[Saved data entries]
____
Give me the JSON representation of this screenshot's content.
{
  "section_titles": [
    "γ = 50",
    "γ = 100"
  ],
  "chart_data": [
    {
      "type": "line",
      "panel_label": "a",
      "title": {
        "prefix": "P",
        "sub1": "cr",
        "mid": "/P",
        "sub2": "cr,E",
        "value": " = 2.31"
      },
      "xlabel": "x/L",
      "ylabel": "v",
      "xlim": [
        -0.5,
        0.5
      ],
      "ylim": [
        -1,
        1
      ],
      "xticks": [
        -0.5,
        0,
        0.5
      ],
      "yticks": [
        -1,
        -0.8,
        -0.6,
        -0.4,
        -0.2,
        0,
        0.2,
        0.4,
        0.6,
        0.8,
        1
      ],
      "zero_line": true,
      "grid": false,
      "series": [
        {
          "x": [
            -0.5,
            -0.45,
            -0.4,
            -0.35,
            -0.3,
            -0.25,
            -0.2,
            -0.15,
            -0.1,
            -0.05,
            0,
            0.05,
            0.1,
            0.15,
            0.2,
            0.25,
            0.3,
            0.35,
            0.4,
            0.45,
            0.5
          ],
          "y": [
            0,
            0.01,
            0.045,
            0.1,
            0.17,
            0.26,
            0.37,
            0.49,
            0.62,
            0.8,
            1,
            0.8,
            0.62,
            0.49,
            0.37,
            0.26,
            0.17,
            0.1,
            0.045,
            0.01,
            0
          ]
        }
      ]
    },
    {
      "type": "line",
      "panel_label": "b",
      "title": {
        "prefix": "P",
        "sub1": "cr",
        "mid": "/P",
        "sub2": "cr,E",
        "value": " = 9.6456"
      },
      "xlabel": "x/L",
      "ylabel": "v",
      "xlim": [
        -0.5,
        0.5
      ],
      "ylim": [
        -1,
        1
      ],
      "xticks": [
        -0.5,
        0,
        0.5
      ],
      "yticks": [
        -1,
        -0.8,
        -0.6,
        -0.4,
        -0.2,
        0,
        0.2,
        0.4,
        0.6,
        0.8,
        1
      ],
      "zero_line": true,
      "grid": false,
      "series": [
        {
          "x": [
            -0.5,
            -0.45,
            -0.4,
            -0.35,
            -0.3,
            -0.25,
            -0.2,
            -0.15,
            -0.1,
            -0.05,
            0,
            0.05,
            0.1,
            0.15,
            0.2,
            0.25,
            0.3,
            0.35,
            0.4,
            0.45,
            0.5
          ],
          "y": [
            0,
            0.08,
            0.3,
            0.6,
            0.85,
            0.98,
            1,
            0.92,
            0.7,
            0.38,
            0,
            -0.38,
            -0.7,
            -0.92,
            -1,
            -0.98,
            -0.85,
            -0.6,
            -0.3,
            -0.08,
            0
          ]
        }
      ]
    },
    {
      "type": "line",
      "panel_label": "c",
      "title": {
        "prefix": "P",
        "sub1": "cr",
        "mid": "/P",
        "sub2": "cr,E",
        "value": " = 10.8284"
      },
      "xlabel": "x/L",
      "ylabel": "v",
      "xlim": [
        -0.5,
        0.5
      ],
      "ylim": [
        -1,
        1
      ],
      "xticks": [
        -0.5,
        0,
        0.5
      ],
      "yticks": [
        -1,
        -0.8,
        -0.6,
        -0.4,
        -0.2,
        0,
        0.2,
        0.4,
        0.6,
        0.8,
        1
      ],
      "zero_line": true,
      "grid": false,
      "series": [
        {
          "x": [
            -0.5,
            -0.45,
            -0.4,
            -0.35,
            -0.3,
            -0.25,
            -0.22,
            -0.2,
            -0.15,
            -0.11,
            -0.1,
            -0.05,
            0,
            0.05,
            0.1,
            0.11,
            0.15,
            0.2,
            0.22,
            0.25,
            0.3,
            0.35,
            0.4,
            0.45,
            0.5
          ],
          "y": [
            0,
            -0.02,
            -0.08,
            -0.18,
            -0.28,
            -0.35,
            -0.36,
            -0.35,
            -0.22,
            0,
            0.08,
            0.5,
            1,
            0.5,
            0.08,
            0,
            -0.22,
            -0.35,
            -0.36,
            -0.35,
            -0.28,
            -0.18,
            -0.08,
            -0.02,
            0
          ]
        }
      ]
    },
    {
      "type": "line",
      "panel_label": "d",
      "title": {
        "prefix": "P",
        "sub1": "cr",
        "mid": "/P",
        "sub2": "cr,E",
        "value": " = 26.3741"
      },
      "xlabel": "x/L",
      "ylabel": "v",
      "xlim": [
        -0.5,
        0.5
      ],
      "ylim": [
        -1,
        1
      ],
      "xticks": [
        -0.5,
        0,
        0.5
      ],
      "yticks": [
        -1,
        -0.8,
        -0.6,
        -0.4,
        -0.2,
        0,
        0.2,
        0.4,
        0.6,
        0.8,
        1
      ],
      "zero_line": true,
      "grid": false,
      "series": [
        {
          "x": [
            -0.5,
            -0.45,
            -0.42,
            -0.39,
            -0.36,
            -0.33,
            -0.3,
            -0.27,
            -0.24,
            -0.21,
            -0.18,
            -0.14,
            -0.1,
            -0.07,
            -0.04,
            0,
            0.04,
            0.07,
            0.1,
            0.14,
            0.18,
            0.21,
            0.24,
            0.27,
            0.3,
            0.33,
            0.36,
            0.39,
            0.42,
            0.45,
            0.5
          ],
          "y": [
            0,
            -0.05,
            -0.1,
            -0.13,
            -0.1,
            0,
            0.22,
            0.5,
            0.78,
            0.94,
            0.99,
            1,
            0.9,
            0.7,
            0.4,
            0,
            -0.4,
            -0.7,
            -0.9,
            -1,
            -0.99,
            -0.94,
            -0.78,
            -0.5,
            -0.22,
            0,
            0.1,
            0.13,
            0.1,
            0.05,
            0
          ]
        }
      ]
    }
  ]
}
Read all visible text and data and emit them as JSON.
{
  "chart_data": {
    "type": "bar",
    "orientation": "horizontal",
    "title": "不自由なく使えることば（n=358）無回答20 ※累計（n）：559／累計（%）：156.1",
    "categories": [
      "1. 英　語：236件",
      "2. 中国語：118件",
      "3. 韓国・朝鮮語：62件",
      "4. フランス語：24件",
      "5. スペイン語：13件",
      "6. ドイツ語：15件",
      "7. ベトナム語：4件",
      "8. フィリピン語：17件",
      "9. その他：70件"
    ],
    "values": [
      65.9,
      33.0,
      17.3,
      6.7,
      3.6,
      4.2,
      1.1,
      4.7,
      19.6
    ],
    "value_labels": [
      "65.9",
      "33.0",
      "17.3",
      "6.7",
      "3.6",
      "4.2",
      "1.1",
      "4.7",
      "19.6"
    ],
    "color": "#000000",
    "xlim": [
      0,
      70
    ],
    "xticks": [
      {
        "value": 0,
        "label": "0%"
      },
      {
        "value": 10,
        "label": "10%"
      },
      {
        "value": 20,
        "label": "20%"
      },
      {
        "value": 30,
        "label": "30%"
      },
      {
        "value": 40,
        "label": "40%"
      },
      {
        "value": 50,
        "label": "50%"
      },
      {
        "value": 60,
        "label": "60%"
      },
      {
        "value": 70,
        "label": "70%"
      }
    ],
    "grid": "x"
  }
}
____
*What you should do*: Give the data again, exactly as it stands.

*The result*:
Give me the JSON representation of this screenshot's content.
{
  "section_titles": [
    "γ = 50",
    "γ = 100"
  ],
  "chart_data": [
    {
      "type": "line",
      "panel_label": "a",
      "title": {
        "prefix": "P",
        "sub1": "cr",
        "mid": "/P",
        "sub2": "cr,E",
        "value": " = 2.31"
      },
      "xlabel": "x/L",
      "ylabel": "v",
      "xlim": [
        -0.5,
        0.5
      ],
      "ylim": [
        -1,
        1
      ],
      "xticks": [
        -0.5,
        0,
        0.5
      ],
      "yticks": [
        -1,
        -0.8,
        -0.6,
        -0.4,
        -0.2,
        0,
        0.2,
        0.4,
        0.6,
        0.8,
        1
      ],
      "zero_line": true,
      "grid": false,
      "series": [
        {
          "x": [
            -0.5,
            -0.45,
            -0.4,
            -0.35,
            -0.3,
            -0.25,
            -0.2,
            -0.15,
            -0.1,
            -0.05,
            0,
            0.05,
            0.1,
            0.15,
            0.2,
            0.25,
            0.3,
            0.35,
            0.4,
            0.45,
            0.5
          ],
          "y": [
            0,
            0.01,
            0.045,
            0.1,
            0.17,
            0.26,
            0.37,
            0.49,
            0.62,
            0.8,
            1,
            0.8,
            0.62,
            0.49,
            0.37,
            0.26,
            0.17,
            0.1,
            0.045,
            0.01,
            0
          ]
        }
      ]
    },
    {
      "type": "line",
      "panel_label": "b",
      "title": {
        "prefix": "P",
        "sub1": "cr",
        "mid": "/P",
        "sub2": "cr,E",
        "value": " = 9.6456"
      },
      "xlabel": "x/L",
      "ylabel": "v",
      "xlim": [
        -0.5,
        0.5
      ],
      "ylim": [
        -1,
        1
      ],
      "xticks": [
        -0.5,
        0,
        0.5
      ],
      "yticks": [
        -1,
        -0.8,
        -0.6,
        -0.4,
        -0.2,
        0,
        0.2,
        0.4,
        0.6,
        0.8,
        1
      ],
      "zero_line": true,
      "grid": false,
      "series": [
        {
          "x": [
            -0.5,
            -0.45,
            -0.4,
            -0.35,
            -0.3,
            -0.25,
            -0.2,
            -0.15,
            -0.1,
            -0.05,
            0,
            0.05,
            0.1,
            0.15,
            0.2,
            0.25,
            0.3,
            0.35,
            0.4,
            0.45,
            0.5
          ],
          "y": [
            0,
            0.08,
            0.3,
            0.6,
            0.85,
            0.98,
            1,
            0.92,
            0.7,
            0.38,
            0,
            -0.38,
            -0.7,
            -0.92,
            -1,
            -0.98,
            -0.85,
            -0.6,
            -0.3,
            -0.08,
            0
          ]
        }
      ]
    },
    {
      "type": "line",
      "panel_label": "c",
      "title": {
        "prefix": "P",
        "sub1": "cr",
        "mid": "/P",
        "sub2": "cr,E",
        "value": " = 10.8284"
      },
      "xlabel": "x/L",
      "ylabel": "v",
      "xlim": [
        -0.5,
        0.5
      ],
      "ylim": [
        -1,
        1
      ],
      "xticks": [
        -0.5,
        0,
        0.5
      ],
      "yticks": [
        -1,
        -0.8,
        -0.6,
        -0.4,
        -0.2,
        0,
        0.2,
        0.4,
        0.6,
        0.8,
        1
      ],
      "zero_line": true,
      "grid": false,
      "series": [
        {
          "x": [
            -0.5,
            -0.45,
            -0.4,
            -0.35,
            -0.3,
            -0.25,
            -0.22,
            -0.2,
            -0.15,
            -0.11,
            -0.1,
            -0.05,
            0,
            0.05,
            0.1,
            0.11,
            0.15,
            0.2,
            0.22,
            0.25,
            0.3,
            0.35,
            0.4,
            0.45,
            0.5
          ],
          "y": [
            0,
            -0.02,
            -0.08,
            -0.18,
            -0.28,
            -0.35,
            -0.36,
            -0.35,
            -0.22,
            0,
            0.08,
            0.5,
            1,
            0.5,
            0.08,
            0,
            -0.22,
            -0.35,
            -0.36,
            -0.35,
            -0.28,
            -0.18,
            -0.08,
            -0.02,
            0
          ]
        }
      ]
    },
    {
      "type": "line",
      "panel_label": "d",
      "title": {
        "prefix": "P",
        "sub1": "cr",
        "mid": "/P",
        "sub2": "cr,E",
        "value": " = 26.3741"
      },
      "xlabel": "x/L",
      "ylabel": "v",
      "xlim": [
        -0.5,
        0.5
      ],
      "ylim": [
        -1,
        1
      ],
      "xticks": [
        -0.5,
        0,
        0.5
      ],
      "yticks": [
        -1,
        -0.8,
        -0.6,
        -0.4,
        -0.2,
        0,
        0.2,
        0.4,
        0.6,
        0.8,
        1
      ],
      "zero_line": true,
      "grid": false,
      "series": [
        {
          "x": [
            -0.5,
            -0.45,
            -0.42,
            -0.39,
            -0.36,
            -0.33,
            -0.3,
            -0.27,
            -0.24,
            -0.21,
            -0.18,
            -0.14,
            -0.1,
            -0.07,
            -0.04,
            0,
            0.04,
            0.07,
            0.1,
            0.14,
            0.18,
            0.21,
            0.24,
            0.27,
            0.3,
            0.33,
            0.36,
            0.39,
            0.42,
            0.45,
            0.5
          ],
          "y": [
            0,
            -0.05,
            -0.1,
            -0.13,
            -0.1,
            0,
            0.22,
            0.5,
            0.78,
            0.94,
            0.99,
            1,
            0.9,
            0.7,
            0.4,
            0,
            -0.4,
            -0.7,
            -0.9,
            -1,
            -0.99,
            -0.94,
            -0.78,
            -0.5,
            -0.22,
            0,
            0.1,
            0.13,
            0.1,
            0.05,
            0
          ]
        }
      ]
    }
  ]
}
Read all visible text and data and emit them as JSON.
{
  "chart_data": {
    "type": "bar",
    "orientation": "horizontal",
    "title": "不自由なく使えることば（n=358）無回答20 ※累計（n）：559／累計（%）：156.1",
    "categories": [
      "1. 英　語：236件",
      "2. 中国語：118件",
      "3. 韓国・朝鮮語：62件",
      "4. フランス語：24件",
      "5. スペイン語：13件",
      "6. ドイツ語：15件",
      "7. ベトナム語：4件",
      "8. フィリピン語：17件",
      "9. その他：70件"
    ],
    "values": [
      65.9,
      33.0,
      17.3,
      6.7,
      3.6,
      4.2,
      1.1,
      4.7,
      19.6
    ],
    "value_labels": [
      "65.9",
      "33.0",
      "17.3",
      "6.7",
      "3.6",
      "4.2",
      "1.1",
      "4.7",
      "19.6"
    ],
    "color": "#000000",
    "xlim": [
      0,
      70
    ],
    "xticks": [
      {
        "value": 0,
        "label": "0%"
      },
      {
        "value": 10,
        "label": "10%"
      },
      {
        "value": 20,
        "label": "20%"
      },
      {
        "value": 30,
        "label": "30%"
      },
      {
        "value": 40,
        "label": "40%"
      },
      {
        "value": 50,
        "label": "50%"
      },
      {
        "value": 60,
        "label": "60%"
      },
      {
        "value": 70,
        "label": "70%"
      }
    ],
    "grid": "x"
  }
}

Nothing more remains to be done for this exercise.